**EXTRACT PROVIDED**:

-- begin --

The community to which I belonged, the Discalced Carmelite Friars, was one in which the members professed solemn vows of poverty, chastity and obedience. The vow of poverty meant, among other things, that an individual friar did not own anything. Everything belonged to the community as a whole. There were a number of old customs that reinforced this idea. For example, in days of yore, I would not have said that I am using my laptop. I would say that I am using our laptop.*
In reality, of course, there were things that were not shared in every day use among the whole community, things that were reserved for one friar, though they did not technically belong to him. Often in old books in the library, I would run across books with a phrase penciled -- always penciled, never in ink -- inside the front cover: Ad usum [followed by a name].
Ad usum means, as you can probably guess even if you have no Latin, for the use of. Books such as this were usually ones that the friar had needed for a class or perhaps one that he had been given for some other reason, like a breviary. His name was in it to let others know that it was reserved for him. Not because it belonged to him, however, but because the community agreed that it was for his use for a particular purpose and time. When that purpose was done, the book went into the library or the name was erased and another written in its place and it went on to other folks.

-- end --

(Layout region listing)
-- begin --

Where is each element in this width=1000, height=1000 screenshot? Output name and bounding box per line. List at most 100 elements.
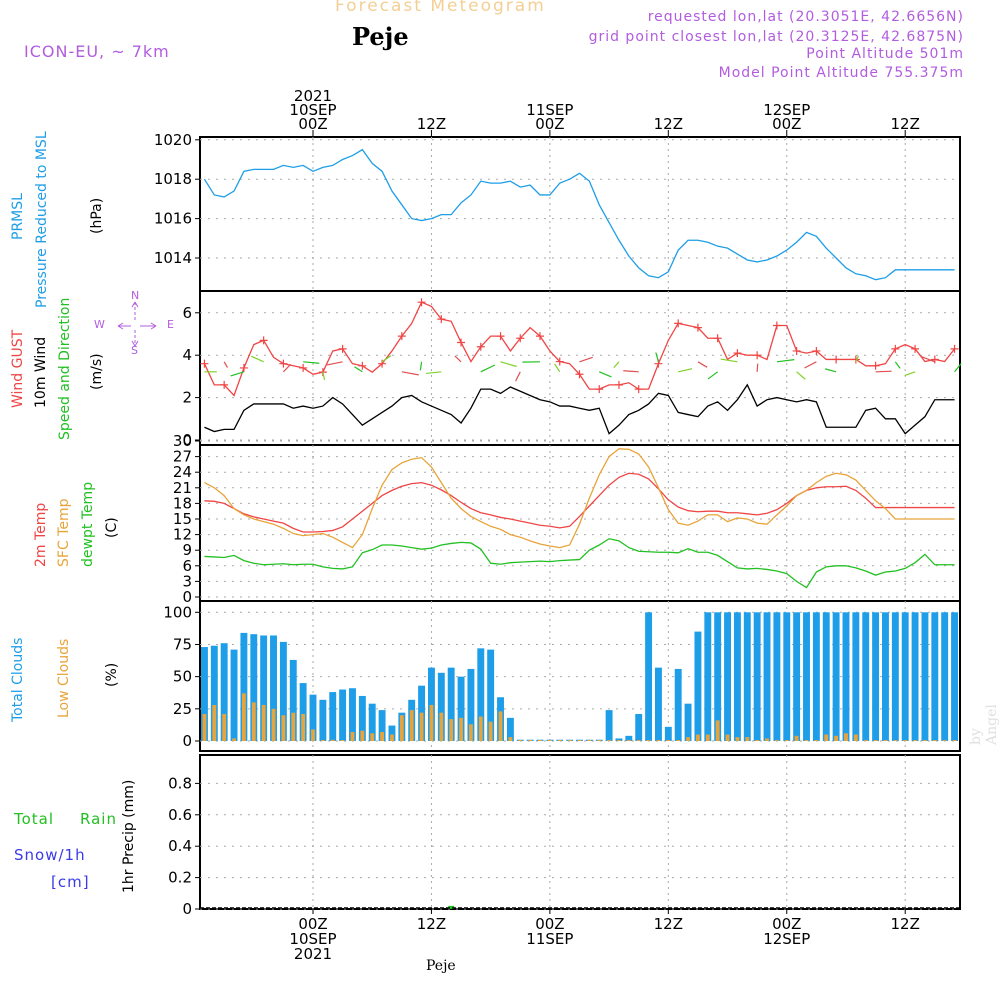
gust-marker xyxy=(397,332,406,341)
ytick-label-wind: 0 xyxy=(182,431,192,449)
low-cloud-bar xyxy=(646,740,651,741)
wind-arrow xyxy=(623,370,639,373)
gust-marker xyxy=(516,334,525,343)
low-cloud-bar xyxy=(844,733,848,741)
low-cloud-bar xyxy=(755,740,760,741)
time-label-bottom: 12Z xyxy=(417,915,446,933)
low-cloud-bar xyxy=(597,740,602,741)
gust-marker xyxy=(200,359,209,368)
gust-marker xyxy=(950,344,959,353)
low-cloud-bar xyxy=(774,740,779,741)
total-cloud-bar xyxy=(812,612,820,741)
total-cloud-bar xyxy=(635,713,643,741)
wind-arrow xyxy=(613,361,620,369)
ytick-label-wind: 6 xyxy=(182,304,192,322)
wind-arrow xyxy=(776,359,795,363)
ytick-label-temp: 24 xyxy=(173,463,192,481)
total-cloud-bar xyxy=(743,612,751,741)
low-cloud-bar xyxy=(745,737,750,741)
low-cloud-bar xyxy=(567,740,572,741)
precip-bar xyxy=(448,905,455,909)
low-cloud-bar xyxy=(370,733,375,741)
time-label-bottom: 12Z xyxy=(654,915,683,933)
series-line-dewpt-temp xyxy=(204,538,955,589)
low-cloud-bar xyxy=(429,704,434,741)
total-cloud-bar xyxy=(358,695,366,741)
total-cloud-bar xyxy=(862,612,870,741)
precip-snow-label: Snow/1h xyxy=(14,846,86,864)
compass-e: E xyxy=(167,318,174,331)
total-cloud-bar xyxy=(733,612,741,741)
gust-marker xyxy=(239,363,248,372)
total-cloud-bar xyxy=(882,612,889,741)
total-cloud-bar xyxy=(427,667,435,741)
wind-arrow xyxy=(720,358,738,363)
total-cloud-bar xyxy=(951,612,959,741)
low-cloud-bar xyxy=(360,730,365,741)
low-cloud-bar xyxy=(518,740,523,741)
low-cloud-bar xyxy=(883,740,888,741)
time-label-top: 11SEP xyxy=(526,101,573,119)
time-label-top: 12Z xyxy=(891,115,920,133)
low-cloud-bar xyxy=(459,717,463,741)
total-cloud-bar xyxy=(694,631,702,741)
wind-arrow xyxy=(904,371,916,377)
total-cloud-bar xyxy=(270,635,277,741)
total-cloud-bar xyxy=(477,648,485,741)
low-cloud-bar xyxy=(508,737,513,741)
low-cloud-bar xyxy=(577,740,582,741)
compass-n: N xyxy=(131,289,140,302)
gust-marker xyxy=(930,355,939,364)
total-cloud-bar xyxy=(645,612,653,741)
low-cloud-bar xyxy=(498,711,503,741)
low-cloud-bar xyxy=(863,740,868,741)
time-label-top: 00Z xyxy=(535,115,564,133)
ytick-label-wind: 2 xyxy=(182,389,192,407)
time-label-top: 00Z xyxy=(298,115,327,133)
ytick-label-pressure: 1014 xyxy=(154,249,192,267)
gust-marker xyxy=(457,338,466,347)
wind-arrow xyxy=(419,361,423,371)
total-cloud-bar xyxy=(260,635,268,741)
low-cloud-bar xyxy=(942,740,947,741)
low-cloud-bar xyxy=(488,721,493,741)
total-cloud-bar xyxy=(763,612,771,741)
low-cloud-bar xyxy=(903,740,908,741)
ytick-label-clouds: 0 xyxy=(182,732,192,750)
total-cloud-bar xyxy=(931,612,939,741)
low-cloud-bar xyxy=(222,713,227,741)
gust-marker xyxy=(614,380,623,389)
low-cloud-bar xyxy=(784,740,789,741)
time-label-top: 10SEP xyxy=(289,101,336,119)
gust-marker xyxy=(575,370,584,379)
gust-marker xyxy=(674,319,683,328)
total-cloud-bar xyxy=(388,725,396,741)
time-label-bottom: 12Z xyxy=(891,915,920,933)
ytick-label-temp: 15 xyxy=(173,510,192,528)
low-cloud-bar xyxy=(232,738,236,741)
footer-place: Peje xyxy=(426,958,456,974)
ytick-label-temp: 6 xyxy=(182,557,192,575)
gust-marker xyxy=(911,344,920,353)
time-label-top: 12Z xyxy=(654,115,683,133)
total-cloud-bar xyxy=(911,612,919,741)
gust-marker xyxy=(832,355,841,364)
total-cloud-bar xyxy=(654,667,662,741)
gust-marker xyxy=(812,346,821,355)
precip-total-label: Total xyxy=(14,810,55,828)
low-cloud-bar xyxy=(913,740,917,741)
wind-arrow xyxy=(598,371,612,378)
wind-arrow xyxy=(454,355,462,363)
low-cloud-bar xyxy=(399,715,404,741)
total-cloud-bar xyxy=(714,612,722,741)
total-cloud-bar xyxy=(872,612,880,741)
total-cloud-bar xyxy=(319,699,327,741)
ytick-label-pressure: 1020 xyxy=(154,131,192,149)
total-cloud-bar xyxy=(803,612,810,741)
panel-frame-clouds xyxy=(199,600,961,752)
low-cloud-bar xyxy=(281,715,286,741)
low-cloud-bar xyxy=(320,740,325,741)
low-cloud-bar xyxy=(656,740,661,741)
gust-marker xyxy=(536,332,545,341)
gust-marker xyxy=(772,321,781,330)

-- end --
-- begin --

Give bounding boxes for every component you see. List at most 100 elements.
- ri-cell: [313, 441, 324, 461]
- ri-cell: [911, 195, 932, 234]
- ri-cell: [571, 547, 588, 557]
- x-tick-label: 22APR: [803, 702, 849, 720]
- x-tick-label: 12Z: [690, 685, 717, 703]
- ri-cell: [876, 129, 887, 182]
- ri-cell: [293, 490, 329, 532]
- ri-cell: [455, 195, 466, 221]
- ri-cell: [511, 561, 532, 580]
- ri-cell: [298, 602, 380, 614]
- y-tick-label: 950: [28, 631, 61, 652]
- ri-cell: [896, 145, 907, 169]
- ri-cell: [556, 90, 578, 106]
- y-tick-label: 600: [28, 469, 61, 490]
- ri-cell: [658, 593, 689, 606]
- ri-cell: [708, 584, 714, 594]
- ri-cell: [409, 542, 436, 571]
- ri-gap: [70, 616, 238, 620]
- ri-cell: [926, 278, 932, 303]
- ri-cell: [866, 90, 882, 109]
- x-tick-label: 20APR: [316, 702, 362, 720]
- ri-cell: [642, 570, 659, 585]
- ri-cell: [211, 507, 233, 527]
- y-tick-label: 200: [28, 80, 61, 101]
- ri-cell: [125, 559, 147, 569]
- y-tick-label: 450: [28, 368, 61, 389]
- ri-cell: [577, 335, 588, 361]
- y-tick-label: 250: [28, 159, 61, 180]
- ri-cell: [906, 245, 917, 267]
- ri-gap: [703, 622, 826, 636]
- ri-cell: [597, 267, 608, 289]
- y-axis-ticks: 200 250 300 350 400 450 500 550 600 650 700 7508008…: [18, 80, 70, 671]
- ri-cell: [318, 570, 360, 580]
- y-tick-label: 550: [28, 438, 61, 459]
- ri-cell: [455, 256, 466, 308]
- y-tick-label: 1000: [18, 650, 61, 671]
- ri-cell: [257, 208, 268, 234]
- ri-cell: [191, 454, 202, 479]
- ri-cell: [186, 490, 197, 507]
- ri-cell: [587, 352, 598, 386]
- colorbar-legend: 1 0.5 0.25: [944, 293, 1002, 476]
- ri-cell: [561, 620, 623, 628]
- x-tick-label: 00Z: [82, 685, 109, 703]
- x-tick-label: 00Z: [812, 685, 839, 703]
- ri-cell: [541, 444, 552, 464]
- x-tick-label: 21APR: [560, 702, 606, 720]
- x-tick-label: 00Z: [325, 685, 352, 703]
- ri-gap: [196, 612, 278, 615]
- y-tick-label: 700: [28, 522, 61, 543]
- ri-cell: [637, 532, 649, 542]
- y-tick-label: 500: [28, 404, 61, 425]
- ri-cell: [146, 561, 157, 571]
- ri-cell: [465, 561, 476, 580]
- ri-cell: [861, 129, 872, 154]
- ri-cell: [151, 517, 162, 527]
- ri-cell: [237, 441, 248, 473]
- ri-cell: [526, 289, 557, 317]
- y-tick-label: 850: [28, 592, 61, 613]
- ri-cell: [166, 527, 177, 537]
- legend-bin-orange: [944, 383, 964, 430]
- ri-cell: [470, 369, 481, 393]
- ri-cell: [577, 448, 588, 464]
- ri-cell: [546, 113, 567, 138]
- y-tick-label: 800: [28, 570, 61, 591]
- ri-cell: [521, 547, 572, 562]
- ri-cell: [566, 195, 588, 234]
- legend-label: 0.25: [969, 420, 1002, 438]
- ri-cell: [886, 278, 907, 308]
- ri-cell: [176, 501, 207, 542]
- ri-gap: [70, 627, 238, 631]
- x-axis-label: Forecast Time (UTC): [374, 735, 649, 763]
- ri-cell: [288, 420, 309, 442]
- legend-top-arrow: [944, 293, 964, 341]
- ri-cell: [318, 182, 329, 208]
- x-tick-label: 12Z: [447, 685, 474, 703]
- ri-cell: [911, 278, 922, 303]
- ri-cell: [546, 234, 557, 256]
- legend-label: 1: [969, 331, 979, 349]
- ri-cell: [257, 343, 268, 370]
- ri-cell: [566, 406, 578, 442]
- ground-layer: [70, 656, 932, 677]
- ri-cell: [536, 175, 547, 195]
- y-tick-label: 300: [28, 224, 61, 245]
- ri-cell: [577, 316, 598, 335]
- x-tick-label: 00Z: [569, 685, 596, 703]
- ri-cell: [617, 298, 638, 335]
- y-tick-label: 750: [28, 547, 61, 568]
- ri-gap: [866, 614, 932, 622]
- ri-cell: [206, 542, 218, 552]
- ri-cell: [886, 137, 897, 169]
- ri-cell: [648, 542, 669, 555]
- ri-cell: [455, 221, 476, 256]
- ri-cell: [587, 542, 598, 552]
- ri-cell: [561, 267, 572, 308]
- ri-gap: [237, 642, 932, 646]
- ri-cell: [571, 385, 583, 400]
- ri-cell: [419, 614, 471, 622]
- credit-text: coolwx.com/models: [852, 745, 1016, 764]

-- end --

**EXERCISE REQUIREMENTS**:
1) Switch "x-tick-label" to "x-axis-label" in the listing lines between the line holding "Give bounding boxes" and the line holding "- ri-cell: [511, 561, 532, 580]", inclusive, and give back only those lines with everything else unchanged.
2) Proceed with the passage about the Discalced Carmelite vow of poverty, continuing from its final sentence.
The passage and the listing are unrelated to each other.

**PER-TASK OUTPUTS**:
1)
Give bounding boxes for every component you see. List at most 100 elements.
- ri-cell: [313, 441, 324, 461]
- ri-cell: [911, 195, 932, 234]
- ri-cell: [571, 547, 588, 557]
- x-axis-label: 22APR: [803, 702, 849, 720]
- x-axis-label: 12Z: [690, 685, 717, 703]
- ri-cell: [876, 129, 887, 182]
- ri-cell: [293, 490, 329, 532]
- ri-cell: [455, 195, 466, 221]
- ri-cell: [511, 561, 532, 580]

2)
Over time, such customs fell largely out of use, although the canonical [church law] meaning of the vows remained the same.
I thought of this today because of something I was reading in another context. The writer mentioned in passing that the things he had were his only to use for a while, that they were not things he owned.
The earth, for example, and all its resources clearly fall into this category, although an observer from another planet might not think that Terrans believe it to judge from the way we act. With regard to land, the idea is even enshrined in Old Testament texts about the Land of the Promise. When the land was divided up among the tribes, clans and families, it was the use of the land that was granted to individuals, not the land itself.
This land, as the song says, is our land.
As is so much else, though we forget it.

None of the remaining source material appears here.